**EXCERPTED DATA**:
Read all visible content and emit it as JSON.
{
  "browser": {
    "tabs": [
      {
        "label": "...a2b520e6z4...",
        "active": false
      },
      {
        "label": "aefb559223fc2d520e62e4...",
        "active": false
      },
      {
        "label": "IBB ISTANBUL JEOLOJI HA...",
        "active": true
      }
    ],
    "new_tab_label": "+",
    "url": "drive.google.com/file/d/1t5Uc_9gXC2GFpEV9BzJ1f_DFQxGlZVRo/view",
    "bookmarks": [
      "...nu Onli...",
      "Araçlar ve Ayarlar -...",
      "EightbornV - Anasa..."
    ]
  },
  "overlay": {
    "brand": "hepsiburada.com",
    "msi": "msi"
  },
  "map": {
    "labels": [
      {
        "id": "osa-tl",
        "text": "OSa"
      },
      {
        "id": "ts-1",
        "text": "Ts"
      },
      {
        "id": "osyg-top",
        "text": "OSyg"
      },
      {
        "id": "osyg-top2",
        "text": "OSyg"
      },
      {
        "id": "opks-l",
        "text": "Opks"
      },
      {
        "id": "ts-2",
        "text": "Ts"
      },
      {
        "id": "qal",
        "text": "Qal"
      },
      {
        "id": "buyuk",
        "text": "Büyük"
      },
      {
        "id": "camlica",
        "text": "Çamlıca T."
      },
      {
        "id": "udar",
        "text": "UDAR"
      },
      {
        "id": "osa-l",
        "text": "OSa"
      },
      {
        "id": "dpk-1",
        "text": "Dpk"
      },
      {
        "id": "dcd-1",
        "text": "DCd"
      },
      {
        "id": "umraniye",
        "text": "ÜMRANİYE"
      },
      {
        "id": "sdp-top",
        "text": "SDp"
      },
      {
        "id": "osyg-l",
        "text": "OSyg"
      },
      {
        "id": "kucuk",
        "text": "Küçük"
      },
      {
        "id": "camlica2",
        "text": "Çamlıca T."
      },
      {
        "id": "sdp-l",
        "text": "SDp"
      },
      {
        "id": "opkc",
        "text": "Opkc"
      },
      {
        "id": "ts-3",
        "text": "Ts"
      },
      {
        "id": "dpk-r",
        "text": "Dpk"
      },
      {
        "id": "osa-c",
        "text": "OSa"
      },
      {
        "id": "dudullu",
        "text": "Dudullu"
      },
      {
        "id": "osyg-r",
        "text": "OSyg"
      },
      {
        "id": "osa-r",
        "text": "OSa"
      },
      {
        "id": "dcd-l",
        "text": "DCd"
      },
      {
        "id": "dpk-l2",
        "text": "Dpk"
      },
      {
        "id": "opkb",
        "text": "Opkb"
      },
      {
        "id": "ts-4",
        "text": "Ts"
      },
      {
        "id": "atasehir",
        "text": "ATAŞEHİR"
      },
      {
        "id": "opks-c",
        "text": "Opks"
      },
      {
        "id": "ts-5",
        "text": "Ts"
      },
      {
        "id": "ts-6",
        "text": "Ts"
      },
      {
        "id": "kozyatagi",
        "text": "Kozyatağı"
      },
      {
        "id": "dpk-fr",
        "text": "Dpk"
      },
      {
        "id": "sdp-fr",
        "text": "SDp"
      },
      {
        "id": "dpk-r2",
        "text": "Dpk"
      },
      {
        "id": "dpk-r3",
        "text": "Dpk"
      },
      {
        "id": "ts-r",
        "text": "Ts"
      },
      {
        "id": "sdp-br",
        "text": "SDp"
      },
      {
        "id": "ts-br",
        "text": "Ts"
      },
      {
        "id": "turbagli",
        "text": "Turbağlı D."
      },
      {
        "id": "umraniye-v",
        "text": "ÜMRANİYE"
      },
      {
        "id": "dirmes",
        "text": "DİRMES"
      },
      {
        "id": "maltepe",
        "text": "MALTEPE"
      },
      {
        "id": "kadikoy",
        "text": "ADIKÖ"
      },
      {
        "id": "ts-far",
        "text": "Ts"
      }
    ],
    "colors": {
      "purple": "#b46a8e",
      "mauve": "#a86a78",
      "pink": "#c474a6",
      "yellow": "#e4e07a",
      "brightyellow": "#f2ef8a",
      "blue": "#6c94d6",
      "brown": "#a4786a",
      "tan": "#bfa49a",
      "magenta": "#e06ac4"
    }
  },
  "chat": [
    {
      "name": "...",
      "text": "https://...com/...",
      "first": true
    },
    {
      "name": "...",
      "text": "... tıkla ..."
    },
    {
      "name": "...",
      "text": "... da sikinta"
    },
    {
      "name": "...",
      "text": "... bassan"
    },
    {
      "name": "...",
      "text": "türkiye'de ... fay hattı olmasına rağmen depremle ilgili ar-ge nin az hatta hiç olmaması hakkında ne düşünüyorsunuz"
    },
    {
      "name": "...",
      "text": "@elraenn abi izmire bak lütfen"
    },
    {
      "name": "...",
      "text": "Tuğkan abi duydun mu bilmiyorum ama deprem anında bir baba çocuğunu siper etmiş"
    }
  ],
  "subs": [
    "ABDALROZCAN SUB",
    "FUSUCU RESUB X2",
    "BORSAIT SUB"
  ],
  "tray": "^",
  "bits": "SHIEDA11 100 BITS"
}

**STATED EXERCISE**: Retype the data in full and match it exactly.

**ANSWER TO THE PROBLEM**:
Read all visible content and emit it as JSON.
{
  "browser": {
    "tabs": [
      {
        "label": "...a2b520e6z4...",
        "active": false
      },
      {
        "label": "aefb559223fc2d520e62e4...",
        "active": false
      },
      {
        "label": "IBB ISTANBUL JEOLOJI HA...",
        "active": true
      }
    ],
    "new_tab_label": "+",
    "url": "drive.google.com/file/d/1t5Uc_9gXC2GFpEV9BzJ1f_DFQxGlZVRo/view",
    "bookmarks": [
      "...nu Onli...",
      "Araçlar ve Ayarlar -...",
      "EightbornV - Anasa..."
    ]
  },
  "overlay": {
    "brand": "hepsiburada.com",
    "msi": "msi"
  },
  "map": {
    "labels": [
      {
        "id": "osa-tl",
        "text": "OSa"
      },
      {
        "id": "ts-1",
        "text": "Ts"
      },
      {
        "id": "osyg-top",
        "text": "OSyg"
      },
      {
        "id": "osyg-top2",
        "text": "OSyg"
      },
      {
        "id": "opks-l",
        "text": "Opks"
      },
      {
        "id": "ts-2",
        "text": "Ts"
      },
      {
        "id": "qal",
        "text": "Qal"
      },
      {
        "id": "buyuk",
        "text": "Büyük"
      },
      {
        "id": "camlica",
        "text": "Çamlıca T."
      },
      {
        "id": "udar",
        "text": "UDAR"
      },
      {
        "id": "osa-l",
        "text": "OSa"
      },
      {
        "id": "dpk-1",
        "text": "Dpk"
      },
      {
        "id": "dcd-1",
        "text": "DCd"
      },
      {
        "id": "umraniye",
        "text": "ÜMRANİYE"
      },
      {
        "id": "sdp-top",
        "text": "SDp"
      },
      {
        "id": "osyg-l",
        "text": "OSyg"
      },
      {
        "id": "kucuk",
        "text": "Küçük"
      },
      {
        "id": "camlica2",
        "text": "Çamlıca T."
      },
      {
        "id": "sdp-l",
        "text": "SDp"
      },
      {
        "id": "opkc",
        "text": "Opkc"
      },
      {
        "id": "ts-3",
        "text": "Ts"
      },
      {
        "id": "dpk-r",
        "text": "Dpk"
      },
      {
        "id": "osa-c",
        "text": "OSa"
      },
      {
        "id": "dudullu",
        "text": "Dudullu"
      },
      {
        "id": "osyg-r",
        "text": "OSyg"
      },
      {
        "id": "osa-r",
        "text": "OSa"
      },
      {
        "id": "dcd-l",
        "text": "DCd"
      },
      {
        "id": "dpk-l2",
        "text": "Dpk"
      },
      {
        "id": "opkb",
        "text": "Opkb"
      },
      {
        "id": "ts-4",
        "text": "Ts"
      },
      {
        "id": "atasehir",
        "text": "ATAŞEHİR"
      },
      {
        "id": "opks-c",
        "text": "Opks"
      },
      {
        "id": "ts-5",
        "text": "Ts"
      },
      {
        "id": "ts-6",
        "text": "Ts"
      },
      {
        "id": "kozyatagi",
        "text": "Kozyatağı"
      },
      {
        "id": "dpk-fr",
        "text": "Dpk"
      },
      {
        "id": "sdp-fr",
        "text": "SDp"
      },
      {
        "id": "dpk-r2",
        "text": "Dpk"
      },
      {
        "id": "dpk-r3",
        "text": "Dpk"
      },
      {
        "id": "ts-r",
        "text": "Ts"
      },
      {
        "id": "sdp-br",
        "text": "SDp"
      },
      {
        "id": "ts-br",
        "text": "Ts"
      },
      {
        "id": "turbagli",
        "text": "Turbağlı D."
      },
      {
        "id": "umraniye-v",
        "text": "ÜMRANİYE"
      },
      {
        "id": "dirmes",
        "text": "DİRMES"
      },
      {
        "id": "maltepe",
        "text": "MALTEPE"
      },
      {
        "id": "kadikoy",
        "text": "ADIKÖ"
      },
      {
        "id": "ts-far",
        "text": "Ts"
      }
    ],
    "colors": {
      "purple": "#b46a8e",
      "mauve": "#a86a78",
      "pink": "#c474a6",
      "yellow": "#e4e07a",
      "brightyellow": "#f2ef8a",
      "blue": "#6c94d6",
      "brown": "#a4786a",
      "tan": "#bfa49a",
      "magenta": "#e06ac4"
    }
  },
  "chat": [
    {
      "name": "...",
      "text": "https://...com/...",
      "first": true
    },
    {
      "name": "...",
      "text": "... tıkla ..."
    },
    {
      "name": "...",
      "text": "... da sikinta"
    },
    {
      "name": "...",
      "text": "... bassan"
    },
    {
      "name": "...",
      "text": "türkiye'de ... fay hattı olmasına rağmen depremle ilgili ar-ge nin az hatta hiç olmaması hakkında ne düşünüyorsunuz"
    },
    {
      "name": "...",
      "text": "@elraenn abi izmire bak lütfen"
    },
    {
      "name": "...",
      "text": "Tuğkan abi duydun mu bilmiyorum ama deprem anında bir baba çocuğunu siper etmiş"
    }
  ],
  "subs": [
    "ABDALROZCAN SUB",
    "FUSUCU RESUB X2",
    "BORSAIT SUB"
  ],
  "tray": "^",
  "bits": "SHIEDA11 100 BITS"
}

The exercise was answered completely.